Required work:
How many lines in the rows below contain the string "item", with case counting? Give only the number.

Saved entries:
——————
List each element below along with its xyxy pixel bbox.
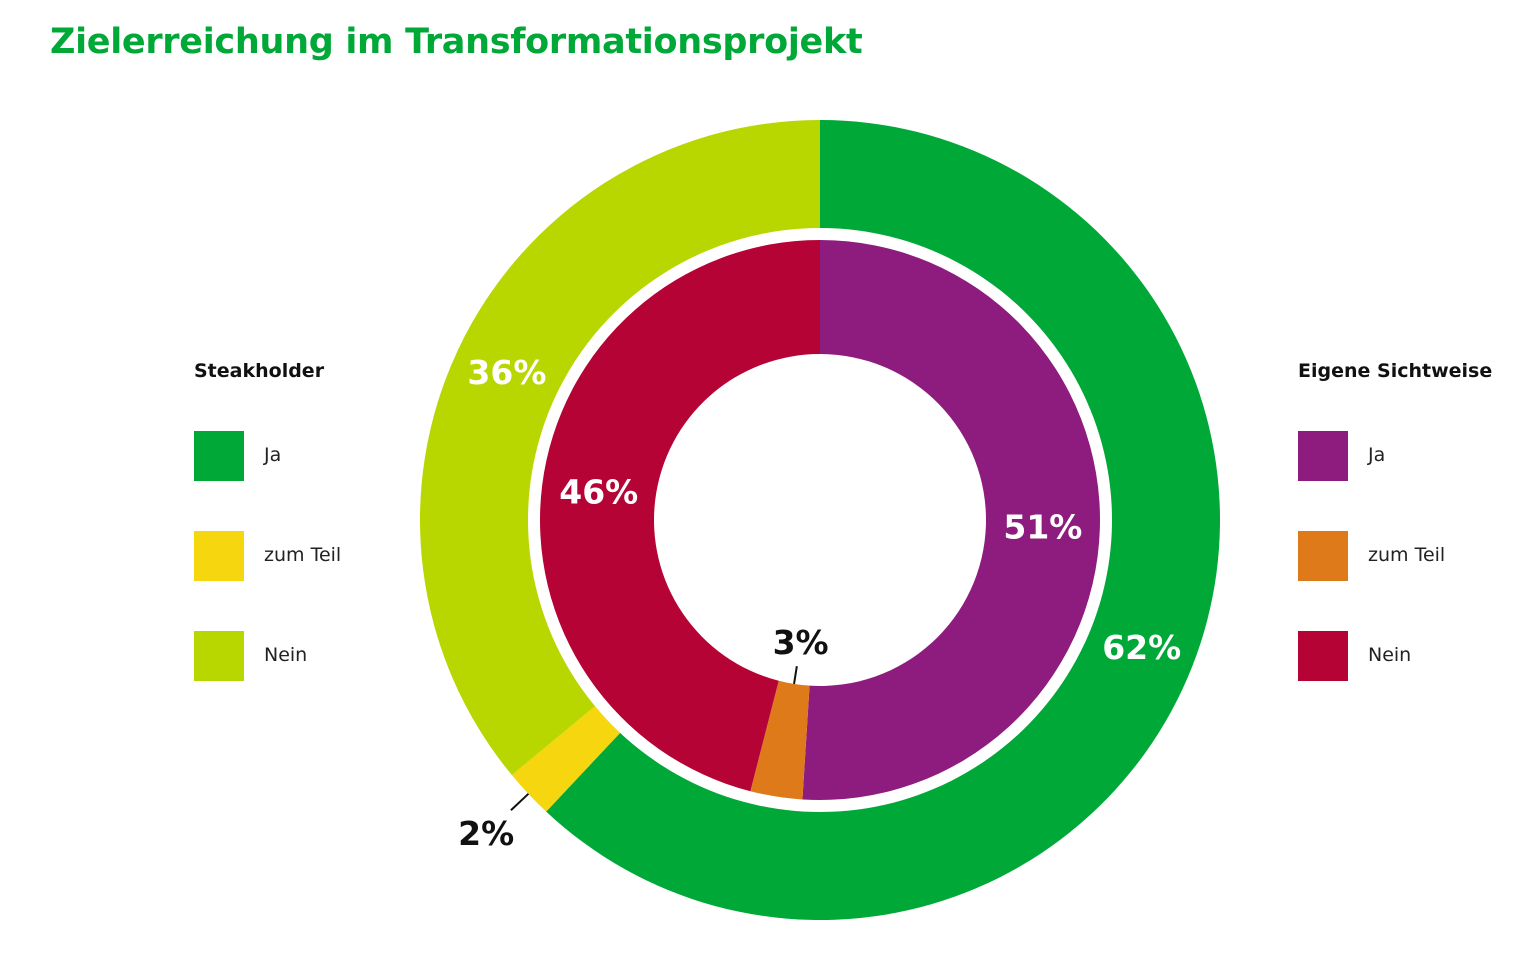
legend-label: zum Teil (1368, 544, 1446, 566)
legend-label: Ja (264, 444, 282, 466)
legend-item: zum Teil (194, 531, 414, 581)
legend-item: zum Teil (1298, 531, 1518, 581)
leader-line (793, 666, 798, 685)
legend-label: zum Teil (264, 544, 342, 566)
legend-eigene-sichtweise: Eigene Sichtweise Ja zum Teil Nein (1298, 360, 1493, 681)
legend-label: Ja (1368, 444, 1386, 466)
legend-label: Nein (1368, 644, 1412, 666)
donut-slice (420, 119, 820, 775)
data-label: 51% (1003, 508, 1082, 547)
donut-slice (511, 706, 621, 812)
legend-steakholder: Steakholder Ja zum Teil Nein (194, 360, 341, 681)
leader-line (510, 793, 530, 811)
donut-slice (546, 120, 1221, 920)
legend-item: Ja (1298, 431, 1518, 481)
inner-ring-eigene-sichtweise (540, 240, 1100, 800)
outer-ring-steakholder (420, 119, 1221, 920)
data-label: 62% (1102, 628, 1181, 667)
data-label: 46% (559, 473, 638, 512)
legend-item: Nein (194, 631, 414, 681)
data-label: 3% (773, 623, 829, 662)
data-label: 2% (458, 814, 514, 853)
legend-item: Nein (1298, 631, 1518, 681)
legend-swatch (1298, 431, 1348, 481)
legend-item: Ja (194, 431, 414, 481)
chart-title: Zielerreichung im Transformationsprojekt (50, 22, 863, 62)
legend-title: Eigene Sichtweise (1298, 360, 1493, 382)
legend-swatch (1298, 631, 1348, 681)
data-label: 36% (467, 353, 546, 392)
legend-title: Steakholder (194, 360, 325, 382)
donut-slice (802, 240, 1100, 800)
data-labels: 62% 2% 36% 51% 3% 46% (458, 353, 1181, 853)
donut-slice (750, 680, 810, 800)
legend-swatch (194, 631, 244, 681)
donut-slice (540, 240, 820, 792)
legend-label: Nein (264, 644, 308, 666)
legend-swatch (194, 431, 244, 481)
legend-swatch (1298, 531, 1348, 581)
legend-swatch (194, 531, 244, 581)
——————
Answer to this exercise:
6